— start INFORMATION GIVEN —
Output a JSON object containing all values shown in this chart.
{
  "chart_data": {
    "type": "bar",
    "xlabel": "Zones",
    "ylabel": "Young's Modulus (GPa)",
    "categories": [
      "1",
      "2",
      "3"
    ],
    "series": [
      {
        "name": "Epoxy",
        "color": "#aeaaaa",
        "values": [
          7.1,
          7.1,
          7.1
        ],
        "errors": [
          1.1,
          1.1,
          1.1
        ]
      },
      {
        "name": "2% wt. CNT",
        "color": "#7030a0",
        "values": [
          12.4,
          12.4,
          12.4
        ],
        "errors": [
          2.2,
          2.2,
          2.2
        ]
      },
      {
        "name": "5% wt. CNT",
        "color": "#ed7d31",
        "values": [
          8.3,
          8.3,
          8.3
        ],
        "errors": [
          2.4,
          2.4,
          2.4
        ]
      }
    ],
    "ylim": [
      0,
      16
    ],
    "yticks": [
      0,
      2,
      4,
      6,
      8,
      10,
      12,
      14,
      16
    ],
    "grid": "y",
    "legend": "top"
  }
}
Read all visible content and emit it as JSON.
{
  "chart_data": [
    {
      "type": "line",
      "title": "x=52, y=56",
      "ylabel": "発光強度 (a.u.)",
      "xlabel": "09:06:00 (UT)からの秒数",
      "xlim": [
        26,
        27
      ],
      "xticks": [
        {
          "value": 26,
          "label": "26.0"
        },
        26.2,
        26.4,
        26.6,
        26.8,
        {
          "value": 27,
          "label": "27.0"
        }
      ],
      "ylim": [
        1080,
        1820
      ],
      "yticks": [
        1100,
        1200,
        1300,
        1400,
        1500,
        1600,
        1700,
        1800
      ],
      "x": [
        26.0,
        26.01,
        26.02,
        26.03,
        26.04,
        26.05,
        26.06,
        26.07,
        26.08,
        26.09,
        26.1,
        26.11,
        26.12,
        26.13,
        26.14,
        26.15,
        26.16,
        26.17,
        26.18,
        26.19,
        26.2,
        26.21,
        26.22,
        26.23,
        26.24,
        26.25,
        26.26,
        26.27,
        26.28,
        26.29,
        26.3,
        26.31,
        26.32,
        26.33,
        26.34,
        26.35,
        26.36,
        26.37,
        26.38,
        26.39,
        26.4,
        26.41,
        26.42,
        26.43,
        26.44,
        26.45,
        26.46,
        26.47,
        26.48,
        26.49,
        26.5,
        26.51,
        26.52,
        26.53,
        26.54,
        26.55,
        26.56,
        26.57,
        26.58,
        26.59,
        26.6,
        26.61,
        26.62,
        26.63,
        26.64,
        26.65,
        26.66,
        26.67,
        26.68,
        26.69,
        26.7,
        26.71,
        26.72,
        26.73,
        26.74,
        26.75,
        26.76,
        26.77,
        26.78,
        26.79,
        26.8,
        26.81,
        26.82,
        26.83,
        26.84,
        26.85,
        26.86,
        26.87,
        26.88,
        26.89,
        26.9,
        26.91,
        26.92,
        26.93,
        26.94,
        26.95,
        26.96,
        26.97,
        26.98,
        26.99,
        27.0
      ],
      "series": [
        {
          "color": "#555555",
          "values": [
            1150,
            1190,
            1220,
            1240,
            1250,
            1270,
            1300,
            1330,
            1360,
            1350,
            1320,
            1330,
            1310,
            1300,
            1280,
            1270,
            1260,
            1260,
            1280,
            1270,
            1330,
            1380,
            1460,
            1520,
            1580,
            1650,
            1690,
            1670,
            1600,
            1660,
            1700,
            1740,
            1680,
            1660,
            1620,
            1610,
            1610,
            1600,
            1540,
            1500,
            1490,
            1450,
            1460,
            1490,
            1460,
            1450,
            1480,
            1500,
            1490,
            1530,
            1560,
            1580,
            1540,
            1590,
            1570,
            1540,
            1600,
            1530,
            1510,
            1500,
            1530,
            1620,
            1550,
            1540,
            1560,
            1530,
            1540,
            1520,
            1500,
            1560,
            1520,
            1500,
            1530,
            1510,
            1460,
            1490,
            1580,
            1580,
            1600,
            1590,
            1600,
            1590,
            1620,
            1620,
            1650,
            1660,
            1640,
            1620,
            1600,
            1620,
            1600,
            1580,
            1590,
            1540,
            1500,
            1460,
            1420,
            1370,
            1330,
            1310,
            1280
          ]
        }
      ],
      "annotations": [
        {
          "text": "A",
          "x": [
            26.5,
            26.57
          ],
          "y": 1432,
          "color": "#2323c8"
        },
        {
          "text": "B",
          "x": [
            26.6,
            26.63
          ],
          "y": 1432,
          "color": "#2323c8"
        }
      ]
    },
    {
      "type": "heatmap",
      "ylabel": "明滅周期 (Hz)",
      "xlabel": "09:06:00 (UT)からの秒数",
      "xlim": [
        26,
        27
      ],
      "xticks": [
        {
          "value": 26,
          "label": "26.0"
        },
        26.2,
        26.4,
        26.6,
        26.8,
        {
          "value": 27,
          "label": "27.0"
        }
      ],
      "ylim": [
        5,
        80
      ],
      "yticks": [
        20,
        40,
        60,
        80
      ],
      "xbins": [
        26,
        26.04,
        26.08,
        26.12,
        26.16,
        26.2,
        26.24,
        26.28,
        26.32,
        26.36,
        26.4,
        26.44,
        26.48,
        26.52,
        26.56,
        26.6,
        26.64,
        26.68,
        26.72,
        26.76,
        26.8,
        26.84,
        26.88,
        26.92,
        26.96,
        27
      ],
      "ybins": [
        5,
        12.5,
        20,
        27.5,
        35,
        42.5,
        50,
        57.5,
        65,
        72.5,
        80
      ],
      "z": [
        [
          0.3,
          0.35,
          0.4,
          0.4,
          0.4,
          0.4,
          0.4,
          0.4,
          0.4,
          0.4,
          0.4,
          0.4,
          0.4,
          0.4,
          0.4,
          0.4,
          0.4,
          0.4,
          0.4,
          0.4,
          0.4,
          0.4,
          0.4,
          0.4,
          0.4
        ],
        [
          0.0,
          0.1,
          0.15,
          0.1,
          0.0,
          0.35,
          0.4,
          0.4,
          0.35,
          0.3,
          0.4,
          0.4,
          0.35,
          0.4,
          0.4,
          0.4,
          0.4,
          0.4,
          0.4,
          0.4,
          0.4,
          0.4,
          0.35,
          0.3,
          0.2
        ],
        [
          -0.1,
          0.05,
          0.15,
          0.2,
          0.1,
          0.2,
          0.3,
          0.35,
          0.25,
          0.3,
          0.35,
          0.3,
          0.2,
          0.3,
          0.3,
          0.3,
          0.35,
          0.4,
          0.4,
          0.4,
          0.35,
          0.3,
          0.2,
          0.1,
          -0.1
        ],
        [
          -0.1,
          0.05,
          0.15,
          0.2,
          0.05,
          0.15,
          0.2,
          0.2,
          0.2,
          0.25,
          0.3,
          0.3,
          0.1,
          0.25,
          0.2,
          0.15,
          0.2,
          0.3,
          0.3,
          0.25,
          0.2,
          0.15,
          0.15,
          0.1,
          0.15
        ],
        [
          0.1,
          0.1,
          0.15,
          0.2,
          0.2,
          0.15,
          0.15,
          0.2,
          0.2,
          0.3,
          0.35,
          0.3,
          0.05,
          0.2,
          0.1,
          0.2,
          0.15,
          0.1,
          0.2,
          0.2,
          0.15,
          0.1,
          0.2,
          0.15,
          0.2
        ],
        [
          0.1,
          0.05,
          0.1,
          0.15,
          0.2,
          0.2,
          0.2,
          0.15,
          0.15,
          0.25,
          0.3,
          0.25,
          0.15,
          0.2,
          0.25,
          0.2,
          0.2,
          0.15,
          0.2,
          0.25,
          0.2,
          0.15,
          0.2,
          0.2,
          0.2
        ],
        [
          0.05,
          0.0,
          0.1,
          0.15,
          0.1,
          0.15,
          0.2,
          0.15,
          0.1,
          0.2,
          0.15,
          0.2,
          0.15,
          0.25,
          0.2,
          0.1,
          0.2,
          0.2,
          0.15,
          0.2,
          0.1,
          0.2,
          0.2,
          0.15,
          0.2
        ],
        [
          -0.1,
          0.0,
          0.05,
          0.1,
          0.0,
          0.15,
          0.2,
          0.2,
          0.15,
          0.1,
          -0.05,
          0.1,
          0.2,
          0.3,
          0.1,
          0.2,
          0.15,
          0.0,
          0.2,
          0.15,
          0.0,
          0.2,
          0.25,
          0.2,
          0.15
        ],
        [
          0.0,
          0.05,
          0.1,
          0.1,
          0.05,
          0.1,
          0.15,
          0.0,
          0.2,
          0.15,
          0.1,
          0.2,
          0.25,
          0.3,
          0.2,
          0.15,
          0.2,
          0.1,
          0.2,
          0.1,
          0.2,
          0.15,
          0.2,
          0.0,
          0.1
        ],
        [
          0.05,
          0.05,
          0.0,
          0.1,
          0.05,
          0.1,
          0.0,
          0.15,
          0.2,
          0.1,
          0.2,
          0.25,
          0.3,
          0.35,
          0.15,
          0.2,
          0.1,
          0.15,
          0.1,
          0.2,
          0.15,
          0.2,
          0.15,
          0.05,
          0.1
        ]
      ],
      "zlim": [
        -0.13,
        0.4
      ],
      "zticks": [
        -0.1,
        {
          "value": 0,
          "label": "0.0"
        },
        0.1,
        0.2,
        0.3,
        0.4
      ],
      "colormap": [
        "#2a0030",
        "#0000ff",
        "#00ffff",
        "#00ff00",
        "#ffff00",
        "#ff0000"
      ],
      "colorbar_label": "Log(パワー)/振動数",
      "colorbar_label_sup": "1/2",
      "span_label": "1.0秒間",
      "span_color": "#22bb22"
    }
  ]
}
— end INFORMATION GIVEN —
YOUR TASK:
Out of the records, collect only those lines that contain the string "ylabel".

ANSWER IN FULL:
    "ylabel": "Young's Modulus (GPa)",
      "ylabel": "発光強度 (a.u.)",
      "ylabel": "明滅周期 (Hz)",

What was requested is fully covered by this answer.